What you will do —
Gather up the lines with the word "color" in them.

===== Material =====

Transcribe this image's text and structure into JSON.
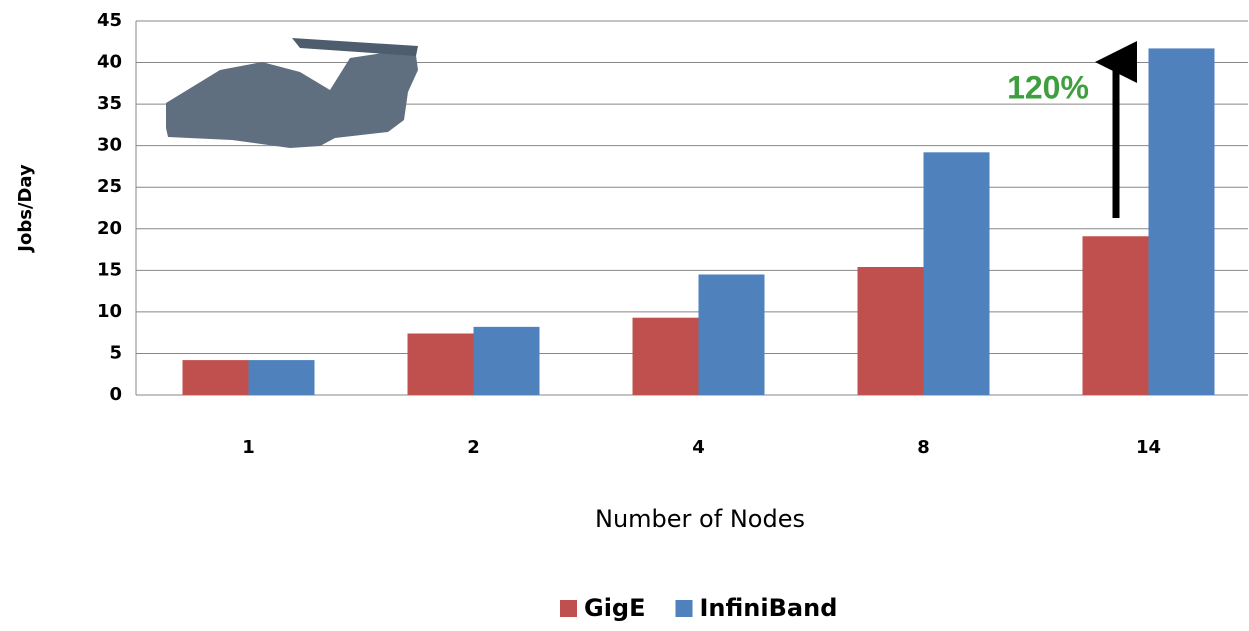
{
  "chart_data": {
    "type": "bar",
    "x_label": "Number of Nodes",
    "y_label": "Jobs/Day",
    "annotation": "120%",
    "categories": [
      "1",
      "2",
      "4",
      "8",
      "14"
    ],
    "series": [
      {
        "name": "GigE",
        "color": "#c0504d",
        "values": [
          4.2,
          7.4,
          9.3,
          15.4,
          19.1
        ]
      },
      {
        "name": "InfiniBand",
        "color": "#4f81bd",
        "values": [
          4.2,
          8.2,
          14.5,
          29.2,
          41.7
        ]
      }
    ],
    "ylim": [
      0,
      45
    ],
    "yticks": [
      0,
      5,
      10,
      15,
      20,
      25,
      30,
      35,
      40,
      45
    ],
    "grid": true
  }
}
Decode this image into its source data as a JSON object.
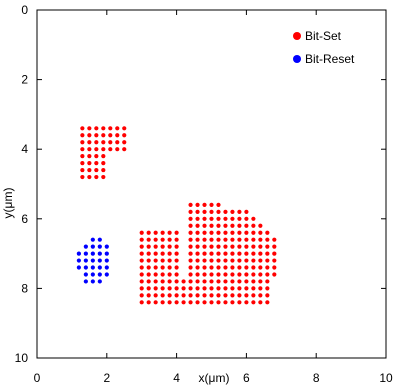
{
  "chart_data": {
    "type": "scatter",
    "xlabel": "x(μm)",
    "ylabel": "y(μm)",
    "xlim": [
      0,
      10
    ],
    "ylim": [
      0,
      10
    ],
    "y_inverted": true,
    "x_ticks": [
      0,
      2,
      4,
      6,
      8,
      10
    ],
    "y_ticks": [
      0,
      2,
      4,
      6,
      8,
      10
    ],
    "grid": false,
    "legend_position": "top-right",
    "series": [
      {
        "name": "Bit-Set",
        "color": "#ff0000",
        "regions": [
          {
            "x_start": 1.3,
            "x_end": 2.5,
            "y_start": 3.4,
            "y_end": 4.0,
            "step": 0.2
          },
          {
            "x_start": 1.3,
            "x_end": 1.9,
            "y_start": 4.2,
            "y_end": 4.8,
            "step": 0.2
          },
          {
            "x_start": 3.0,
            "x_end": 4.0,
            "y_start": 6.4,
            "y_end": 8.4,
            "step": 0.2
          },
          {
            "x_start": 4.2,
            "x_end": 6.6,
            "y_start": 7.8,
            "y_end": 8.4,
            "step": 0.2
          },
          {
            "x_start": 4.4,
            "x_end": 6.8,
            "y_start": 6.6,
            "y_end": 7.6,
            "step": 0.2
          },
          {
            "x_start": 4.4,
            "x_end": 6.6,
            "y_start": 6.4,
            "y_end": 6.4,
            "step": 0.2
          },
          {
            "x_start": 4.4,
            "x_end": 6.4,
            "y_start": 6.2,
            "y_end": 6.2,
            "step": 0.2
          },
          {
            "x_start": 4.4,
            "x_end": 6.2,
            "y_start": 6.0,
            "y_end": 6.0,
            "step": 0.2
          },
          {
            "x_start": 4.4,
            "x_end": 6.0,
            "y_start": 5.8,
            "y_end": 5.8,
            "step": 0.2
          },
          {
            "x_start": 4.4,
            "x_end": 5.2,
            "y_start": 5.6,
            "y_end": 5.6,
            "step": 0.2
          }
        ]
      },
      {
        "name": "Bit-Reset",
        "color": "#0000ff",
        "regions": [
          {
            "x_start": 1.6,
            "x_end": 1.8,
            "y_start": 6.6,
            "y_end": 6.6,
            "step": 0.2
          },
          {
            "x_start": 1.4,
            "x_end": 2.0,
            "y_start": 6.8,
            "y_end": 6.8,
            "step": 0.2
          },
          {
            "x_start": 1.2,
            "x_end": 2.0,
            "y_start": 7.0,
            "y_end": 7.4,
            "step": 0.2
          },
          {
            "x_start": 1.4,
            "x_end": 2.0,
            "y_start": 7.6,
            "y_end": 7.6,
            "step": 0.2
          },
          {
            "x_start": 1.4,
            "x_end": 1.8,
            "y_start": 7.8,
            "y_end": 7.8,
            "step": 0.2
          }
        ]
      }
    ]
  }
}
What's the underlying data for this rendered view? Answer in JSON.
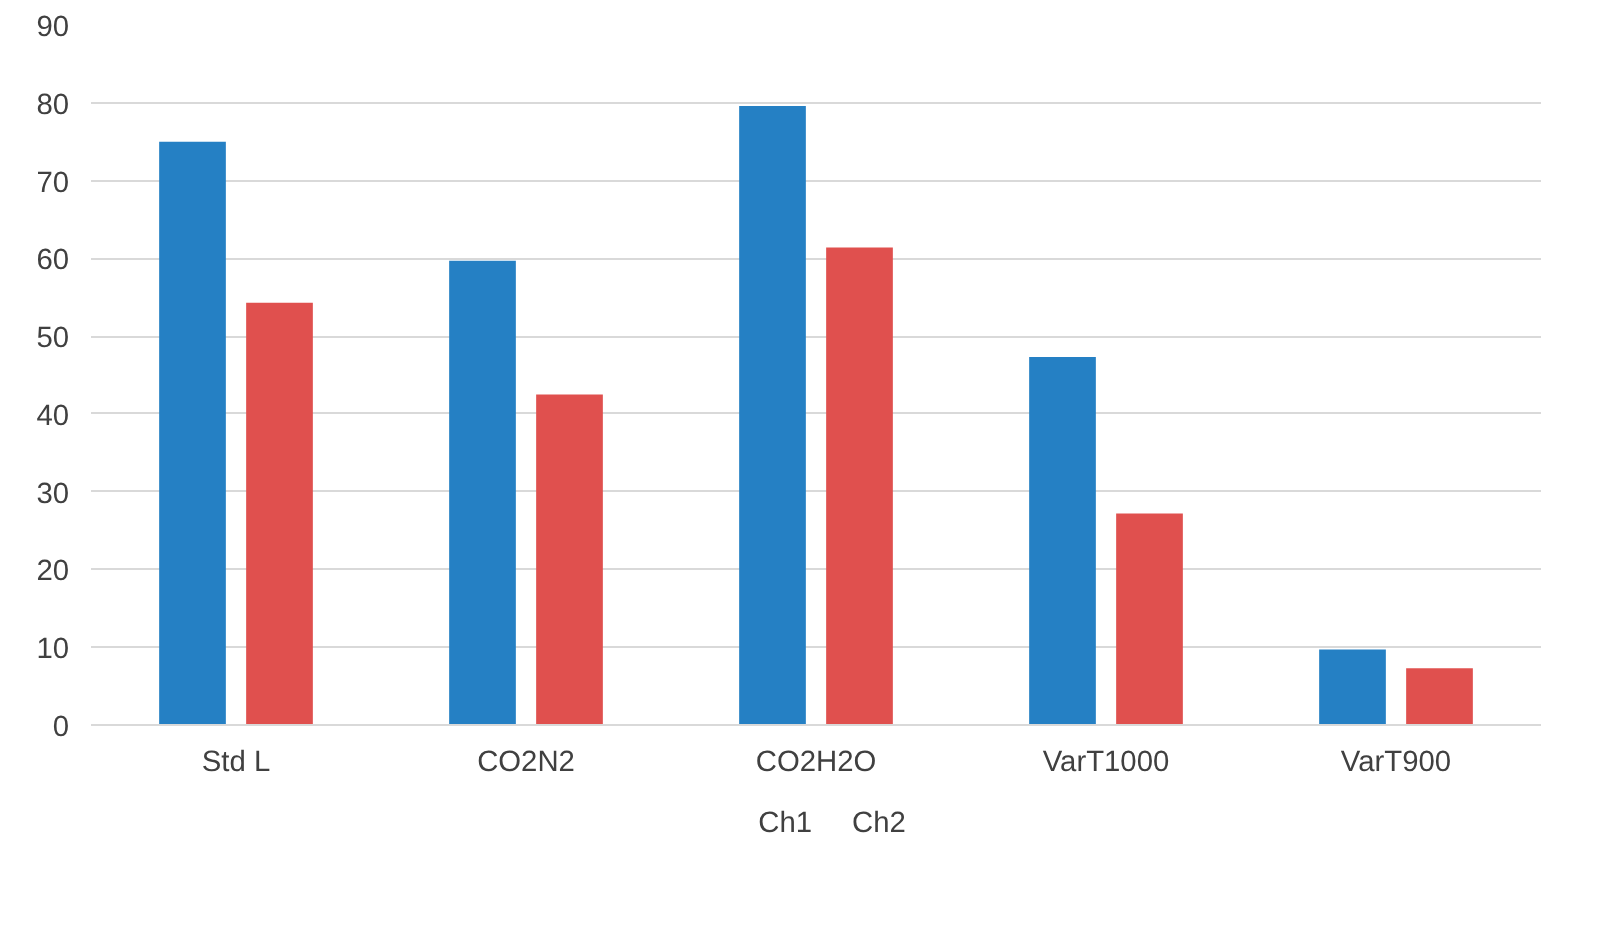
{
  "chart_data": {
    "type": "bar",
    "categories": [
      "Std L",
      "CO2N2",
      "CO2H2O",
      "VarT1000",
      "VarT900"
    ],
    "series": [
      {
        "name": "Ch1",
        "color": "#2580c4",
        "values": [
          75.0,
          59.7,
          79.6,
          47.3,
          9.7
        ]
      },
      {
        "name": "Ch2",
        "color": "#e0504e",
        "values": [
          54.3,
          42.5,
          61.4,
          27.2,
          7.3
        ]
      }
    ],
    "ylim": [
      0,
      90
    ],
    "yticks": [
      0,
      10,
      20,
      30,
      40,
      50,
      60,
      70,
      80,
      90
    ],
    "grid": "y",
    "legend": "bottom"
  }
}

=====

Solution to the exercise —
        "color": "#c0504d",
        "color": "#4f81bd",
        "color": "#ff0000",
        "color": "#0000ff",
        "color": "#2580c4",
        "color": "#e0504e",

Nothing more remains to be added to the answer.